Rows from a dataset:
▬▬▬
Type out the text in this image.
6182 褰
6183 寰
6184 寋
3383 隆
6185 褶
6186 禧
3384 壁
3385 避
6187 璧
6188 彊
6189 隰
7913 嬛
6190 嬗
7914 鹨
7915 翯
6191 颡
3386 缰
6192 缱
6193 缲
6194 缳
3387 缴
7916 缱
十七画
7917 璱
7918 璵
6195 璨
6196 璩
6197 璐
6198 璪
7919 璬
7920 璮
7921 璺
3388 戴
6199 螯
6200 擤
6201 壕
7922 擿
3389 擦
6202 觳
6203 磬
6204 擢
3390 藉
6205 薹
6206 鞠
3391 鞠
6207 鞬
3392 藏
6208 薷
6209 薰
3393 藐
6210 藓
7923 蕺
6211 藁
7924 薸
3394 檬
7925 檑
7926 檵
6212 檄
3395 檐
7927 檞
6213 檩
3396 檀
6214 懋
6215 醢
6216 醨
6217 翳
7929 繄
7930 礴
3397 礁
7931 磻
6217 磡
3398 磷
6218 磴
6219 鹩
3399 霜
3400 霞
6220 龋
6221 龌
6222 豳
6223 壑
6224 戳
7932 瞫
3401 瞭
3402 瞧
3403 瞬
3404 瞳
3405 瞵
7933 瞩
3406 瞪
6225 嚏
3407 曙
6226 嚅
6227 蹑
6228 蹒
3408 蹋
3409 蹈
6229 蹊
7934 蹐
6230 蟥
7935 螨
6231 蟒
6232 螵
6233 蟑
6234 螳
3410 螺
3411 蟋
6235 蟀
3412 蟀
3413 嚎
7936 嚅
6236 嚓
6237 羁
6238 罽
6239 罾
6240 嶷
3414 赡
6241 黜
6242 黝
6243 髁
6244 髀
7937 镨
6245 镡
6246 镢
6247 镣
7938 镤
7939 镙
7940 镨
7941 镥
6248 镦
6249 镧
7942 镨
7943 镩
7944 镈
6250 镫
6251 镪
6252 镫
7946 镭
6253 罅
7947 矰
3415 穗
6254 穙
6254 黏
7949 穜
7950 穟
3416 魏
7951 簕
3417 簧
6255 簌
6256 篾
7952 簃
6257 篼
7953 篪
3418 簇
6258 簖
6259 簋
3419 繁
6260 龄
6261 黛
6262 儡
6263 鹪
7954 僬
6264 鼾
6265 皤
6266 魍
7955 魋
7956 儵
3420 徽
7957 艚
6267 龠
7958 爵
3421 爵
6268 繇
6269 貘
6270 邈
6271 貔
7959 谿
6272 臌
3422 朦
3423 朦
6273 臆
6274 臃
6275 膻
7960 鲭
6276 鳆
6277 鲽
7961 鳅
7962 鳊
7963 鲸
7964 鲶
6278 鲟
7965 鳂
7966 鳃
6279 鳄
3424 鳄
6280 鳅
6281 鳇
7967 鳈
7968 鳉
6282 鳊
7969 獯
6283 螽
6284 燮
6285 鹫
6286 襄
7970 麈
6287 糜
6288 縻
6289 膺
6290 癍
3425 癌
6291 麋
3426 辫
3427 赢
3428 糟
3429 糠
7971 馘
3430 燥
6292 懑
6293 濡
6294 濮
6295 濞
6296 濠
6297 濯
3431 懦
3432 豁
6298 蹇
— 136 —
▬▬▬
Please restate the data word for word, every record included.

Type out the text in this image.
6182 褰
6183 寰
6184 寋
3383 隆
6185 褶
6186 禧
3384 壁
3385 避
6187 璧
6188 彊
6189 隰
7913 嬛
6190 嬗
7914 鹨
7915 翯
6191 颡
3386 缰
6192 缱
6193 缲
6194 缳
3387 缴
7916 缱
十七画
7917 璱
7918 璵
6195 璨
6196 璩
6197 璐
6198 璪
7919 璬
7920 璮
7921 璺
3388 戴
6199 螯
6200 擤
6201 壕
7922 擿
3389 擦
6202 觳
6203 磬
6204 擢
3390 藉
6205 薹
6206 鞠
3391 鞠
6207 鞬
3392 藏
6208 薷
6209 薰
3393 藐
6210 藓
7923 蕺
6211 藁
7924 薸
3394 檬
7925 檑
7926 檵
6212 檄
3395 檐
7927 檞
6213 檩
3396 檀
6214 懋
6215 醢
6216 醨
6217 翳
7929 繄
7930 礴
3397 礁
7931 磻
6217 磡
3398 磷
6218 磴
6219 鹩
3399 霜
3400 霞
6220 龋
6221 龌
6222 豳
6223 壑
6224 戳
7932 瞫
3401 瞭
3402 瞧
3403 瞬
3404 瞳
3405 瞵
7933 瞩
3406 瞪
6225 嚏
3407 曙
6226 嚅
6227 蹑
6228 蹒
3408 蹋
3409 蹈
6229 蹊
7934 蹐
6230 蟥
7935 螨
6231 蟒
6232 螵
6233 蟑
6234 螳
3410 螺
3411 蟋
6235 蟀
3412 蟀
3413 嚎
7936 嚅
6236 嚓
6237 羁
6238 罽
6239 罾
6240 嶷
3414 赡
6241 黜
6242 黝
6243 髁
6244 髀
7937 镨
6245 镡
6246 镢
6247 镣
7938 镤
7939 镙
7940 镨
7941 镥
6248 镦
6249 镧
7942 镨
7943 镩
7944 镈
6250 镫
6251 镪
6252 镫
7946 镭
6253 罅
7947 矰
3415 穗
6254 穙
6254 黏
7949 穜
7950 穟
3416 魏
7951 簕
3417 簧
6255 簌
6256 篾
7952 簃
6257 篼
7953 篪
3418 簇
6258 簖
6259 簋
3419 繁
6260 龄
6261 黛
6262 儡
6263 鹪
7954 僬
6264 鼾
6265 皤
6266 魍
7955 魋
7956 儵
3420 徽
7957 艚
6267 龠
7958 爵
3421 爵
6268 繇
6269 貘
6270 邈
6271 貔
7959 谿
6272 臌
3422 朦
3423 朦
6273 臆
6274 臃
6275 膻
7960 鲭
6276 鳆
6277 鲽
7961 鳅
7962 鳊
7963 鲸
7964 鲶
6278 鲟
7965 鳂
7966 鳃
6279 鳄
3424 鳄
6280 鳅
6281 鳇
7967 鳈
7968 鳉
6282 鳊
7969 獯
6283 螽
6284 燮
6285 鹫
6286 襄
7970 麈
6287 糜
6288 縻
6289 膺
6290 癍
3425 癌
6291 麋
3426 辫
3427 赢
3428 糟
3429 糠
7971 馘
3430 燥
6292 懑
6293 濡
6294 濮
6295 濞
6296 濠
6297 濯
3431 懦
3432 豁
6298 蹇
— 136 —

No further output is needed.